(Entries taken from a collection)
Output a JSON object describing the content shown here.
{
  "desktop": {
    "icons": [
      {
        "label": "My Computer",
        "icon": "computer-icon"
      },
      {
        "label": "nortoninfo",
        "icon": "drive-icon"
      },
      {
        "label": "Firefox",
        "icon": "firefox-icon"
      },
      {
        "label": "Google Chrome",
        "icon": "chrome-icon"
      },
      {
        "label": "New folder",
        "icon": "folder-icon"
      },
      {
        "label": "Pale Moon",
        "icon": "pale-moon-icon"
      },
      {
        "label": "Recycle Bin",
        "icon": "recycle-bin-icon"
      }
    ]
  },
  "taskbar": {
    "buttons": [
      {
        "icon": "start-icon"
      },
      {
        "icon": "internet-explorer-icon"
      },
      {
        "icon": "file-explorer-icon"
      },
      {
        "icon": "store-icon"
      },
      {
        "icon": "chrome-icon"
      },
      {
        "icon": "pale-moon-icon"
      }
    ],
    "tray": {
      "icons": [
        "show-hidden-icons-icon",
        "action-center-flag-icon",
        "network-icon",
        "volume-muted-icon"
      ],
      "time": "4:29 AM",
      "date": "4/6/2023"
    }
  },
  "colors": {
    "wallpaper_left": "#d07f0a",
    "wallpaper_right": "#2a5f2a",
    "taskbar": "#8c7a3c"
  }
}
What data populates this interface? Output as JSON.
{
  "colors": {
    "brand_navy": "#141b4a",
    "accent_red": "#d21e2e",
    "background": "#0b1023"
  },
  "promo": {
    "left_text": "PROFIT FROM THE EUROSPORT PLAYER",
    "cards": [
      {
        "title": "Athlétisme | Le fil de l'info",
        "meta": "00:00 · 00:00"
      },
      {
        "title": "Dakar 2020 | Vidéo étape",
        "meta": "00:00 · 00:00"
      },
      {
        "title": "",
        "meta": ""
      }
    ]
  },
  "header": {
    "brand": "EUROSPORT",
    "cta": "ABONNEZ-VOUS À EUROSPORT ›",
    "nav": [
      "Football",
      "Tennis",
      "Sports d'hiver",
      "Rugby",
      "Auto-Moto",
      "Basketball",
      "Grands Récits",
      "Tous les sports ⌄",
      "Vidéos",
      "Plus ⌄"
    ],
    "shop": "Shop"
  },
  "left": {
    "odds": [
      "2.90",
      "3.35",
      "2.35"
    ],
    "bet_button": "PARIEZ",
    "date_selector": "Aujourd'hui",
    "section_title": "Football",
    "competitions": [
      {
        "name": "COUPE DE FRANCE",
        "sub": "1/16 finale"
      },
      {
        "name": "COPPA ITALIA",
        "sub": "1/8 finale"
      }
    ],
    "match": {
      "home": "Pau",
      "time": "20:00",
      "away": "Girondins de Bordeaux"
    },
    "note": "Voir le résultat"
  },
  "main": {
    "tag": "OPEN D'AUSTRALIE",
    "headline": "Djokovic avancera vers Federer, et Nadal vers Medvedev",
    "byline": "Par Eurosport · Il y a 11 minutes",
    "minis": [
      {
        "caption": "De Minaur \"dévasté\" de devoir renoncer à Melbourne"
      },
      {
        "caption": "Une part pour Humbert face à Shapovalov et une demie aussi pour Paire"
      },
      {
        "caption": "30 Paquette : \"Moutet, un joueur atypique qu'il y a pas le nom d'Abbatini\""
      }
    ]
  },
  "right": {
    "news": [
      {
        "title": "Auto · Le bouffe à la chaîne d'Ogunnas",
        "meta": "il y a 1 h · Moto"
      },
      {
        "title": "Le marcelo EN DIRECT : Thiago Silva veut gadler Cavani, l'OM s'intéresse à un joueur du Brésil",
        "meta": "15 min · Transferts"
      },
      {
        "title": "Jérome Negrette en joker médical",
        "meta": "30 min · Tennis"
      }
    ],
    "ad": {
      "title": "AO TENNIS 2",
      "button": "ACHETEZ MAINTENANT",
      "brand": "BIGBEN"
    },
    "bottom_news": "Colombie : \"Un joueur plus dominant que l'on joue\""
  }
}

- Task prompt
Using the data above, return each line exactly as written.

- The result
Output a JSON object describing the content shown here.
{
  "desktop": {
    "icons": [
      {
        "label": "My Computer",
        "icon": "computer-icon"
      },
      {
        "label": "nortoninfo",
        "icon": "drive-icon"
      },
      {
        "label": "Firefox",
        "icon": "firefox-icon"
      },
      {
        "label": "Google Chrome",
        "icon": "chrome-icon"
      },
      {
        "label": "New folder",
        "icon": "folder-icon"
      },
      {
        "label": "Pale Moon",
        "icon": "pale-moon-icon"
      },
      {
        "label": "Recycle Bin",
        "icon": "recycle-bin-icon"
      }
    ]
  },
  "taskbar": {
    "buttons": [
      {
        "icon": "start-icon"
      },
      {
        "icon": "internet-explorer-icon"
      },
      {
        "icon": "file-explorer-icon"
      },
      {
        "icon": "store-icon"
      },
      {
        "icon": "chrome-icon"
      },
      {
        "icon": "pale-moon-icon"
      }
    ],
    "tray": {
      "icons": [
        "show-hidden-icons-icon",
        "action-center-flag-icon",
        "network-icon",
        "volume-muted-icon"
      ],
      "time": "4:29 AM",
      "date": "4/6/2023"
    }
  },
  "colors": {
    "wallpaper_left": "#d07f0a",
    "wallpaper_right": "#2a5f2a",
    "taskbar": "#8c7a3c"
  }
}
What data populates this interface? Output as JSON.
{
  "colors": {
    "brand_navy": "#141b4a",
    "accent_red": "#d21e2e",
    "background": "#0b1023"
  },
  "promo": {
    "left_text": "PROFIT FROM THE EUROSPORT PLAYER",
    "cards": [
      {
        "title": "Athlétisme | Le fil de l'info",
        "meta": "00:00 · 00:00"
      },
      {
        "title": "Dakar 2020 | Vidéo étape",
        "meta": "00:00 · 00:00"
      },
      {
        "title": "",
        "meta": ""
      }
    ]
  },
  "header": {
    "brand": "EUROSPORT",
    "cta": "ABONNEZ-VOUS À EUROSPORT ›",
    "nav": [
      "Football",
      "Tennis",
      "Sports d'hiver",
      "Rugby",
      "Auto-Moto",
      "Basketball",
      "Grands Récits",
      "Tous les sports ⌄",
      "Vidéos",
      "Plus ⌄"
    ],
    "shop": "Shop"
  },
  "left": {
    "odds": [
      "2.90",
      "3.35",
      "2.35"
    ],
    "bet_button": "PARIEZ",
    "date_selector": "Aujourd'hui",
    "section_title": "Football",
    "competitions": [
      {
        "name": "COUPE DE FRANCE",
        "sub": "1/16 finale"
      },
      {
        "name": "COPPA ITALIA",
        "sub": "1/8 finale"
      }
    ],
    "match": {
      "home": "Pau",
      "time": "20:00",
      "away": "Girondins de Bordeaux"
    },
    "note": "Voir le résultat"
  },
  "main": {
    "tag": "OPEN D'AUSTRALIE",
    "headline": "Djokovic avancera vers Federer, et Nadal vers Medvedev",
    "byline": "Par Eurosport · Il y a 11 minutes",
    "minis": [
      {
        "caption": "De Minaur \"dévasté\" de devoir renoncer à Melbourne"
      },
      {
        "caption": "Une part pour Humbert face à Shapovalov et une demie aussi pour Paire"
      },
      {
        "caption": "30 Paquette : \"Moutet, un joueur atypique qu'il y a pas le nom d'Abbatini\""
      }
    ]
  },
  "right": {
    "news": [
      {
        "title": "Auto · Le bouffe à la chaîne d'Ogunnas",
        "meta": "il y a 1 h · Moto"
      },
      {
        "title": "Le marcelo EN DIRECT : Thiago Silva veut gadler Cavani, l'OM s'intéresse à un joueur du Brésil",
        "meta": "15 min · Transferts"
      },
      {
        "title": "Jérome Negrette en joker médical",
        "meta": "30 min · Tennis"
      }
    ],
    "ad": {
      "title": "AO TENNIS 2",
      "button": "ACHETEZ MAINTENANT",
      "brand": "BIGBEN"
    },
    "bottom_news": "Colombie : \"Un joueur plus dominant que l'on joue\""
  }
}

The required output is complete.